Available data:
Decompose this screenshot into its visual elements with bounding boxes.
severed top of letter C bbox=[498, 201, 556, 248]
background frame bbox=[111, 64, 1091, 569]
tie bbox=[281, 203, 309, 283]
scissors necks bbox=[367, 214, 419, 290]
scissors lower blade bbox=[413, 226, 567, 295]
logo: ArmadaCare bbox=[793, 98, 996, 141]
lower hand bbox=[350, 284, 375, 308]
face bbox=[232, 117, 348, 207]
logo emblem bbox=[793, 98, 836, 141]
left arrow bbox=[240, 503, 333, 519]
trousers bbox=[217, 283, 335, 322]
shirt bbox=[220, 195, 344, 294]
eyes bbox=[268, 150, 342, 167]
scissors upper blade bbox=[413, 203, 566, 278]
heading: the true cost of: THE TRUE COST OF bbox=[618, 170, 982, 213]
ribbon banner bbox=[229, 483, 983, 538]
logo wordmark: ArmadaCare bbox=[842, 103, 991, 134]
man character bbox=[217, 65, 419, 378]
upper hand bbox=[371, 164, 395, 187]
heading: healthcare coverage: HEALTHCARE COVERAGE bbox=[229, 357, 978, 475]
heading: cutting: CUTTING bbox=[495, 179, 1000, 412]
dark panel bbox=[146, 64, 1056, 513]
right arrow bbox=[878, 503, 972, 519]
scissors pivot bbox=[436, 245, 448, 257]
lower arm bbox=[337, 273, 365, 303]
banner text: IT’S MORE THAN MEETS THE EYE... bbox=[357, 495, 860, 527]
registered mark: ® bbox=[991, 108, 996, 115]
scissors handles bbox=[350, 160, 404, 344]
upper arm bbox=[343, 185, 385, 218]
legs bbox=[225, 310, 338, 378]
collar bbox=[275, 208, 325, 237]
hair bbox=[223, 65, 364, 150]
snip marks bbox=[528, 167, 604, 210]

What is being asked:
Reproduce every line of these records without any change.

Correct output:
Decompose this screenshot into its visual elements with bounding boxes.
severed top of letter C bbox=[498, 201, 556, 248]
background frame bbox=[111, 64, 1091, 569]
tie bbox=[281, 203, 309, 283]
scissors necks bbox=[367, 214, 419, 290]
scissors lower blade bbox=[413, 226, 567, 295]
logo: ArmadaCare bbox=[793, 98, 996, 141]
lower hand bbox=[350, 284, 375, 308]
face bbox=[232, 117, 348, 207]
logo emblem bbox=[793, 98, 836, 141]
left arrow bbox=[240, 503, 333, 519]
trousers bbox=[217, 283, 335, 322]
shirt bbox=[220, 195, 344, 294]
eyes bbox=[268, 150, 342, 167]
scissors upper blade bbox=[413, 203, 566, 278]
heading: the true cost of: THE TRUE COST OF bbox=[618, 170, 982, 213]
ribbon banner bbox=[229, 483, 983, 538]
logo wordmark: ArmadaCare bbox=[842, 103, 991, 134]
man character bbox=[217, 65, 419, 378]
upper hand bbox=[371, 164, 395, 187]
heading: healthcare coverage: HEALTHCARE COVERAGE bbox=[229, 357, 978, 475]
heading: cutting: CUTTING bbox=[495, 179, 1000, 412]
dark panel bbox=[146, 64, 1056, 513]
right arrow bbox=[878, 503, 972, 519]
scissors pivot bbox=[436, 245, 448, 257]
lower arm bbox=[337, 273, 365, 303]
banner text: IT’S MORE THAN MEETS THE EYE... bbox=[357, 495, 860, 527]
registered mark: ® bbox=[991, 108, 996, 115]
scissors handles bbox=[350, 160, 404, 344]
upper arm bbox=[343, 185, 385, 218]
legs bbox=[225, 310, 338, 378]
collar bbox=[275, 208, 325, 237]
hair bbox=[223, 65, 364, 150]
snip marks bbox=[528, 167, 604, 210]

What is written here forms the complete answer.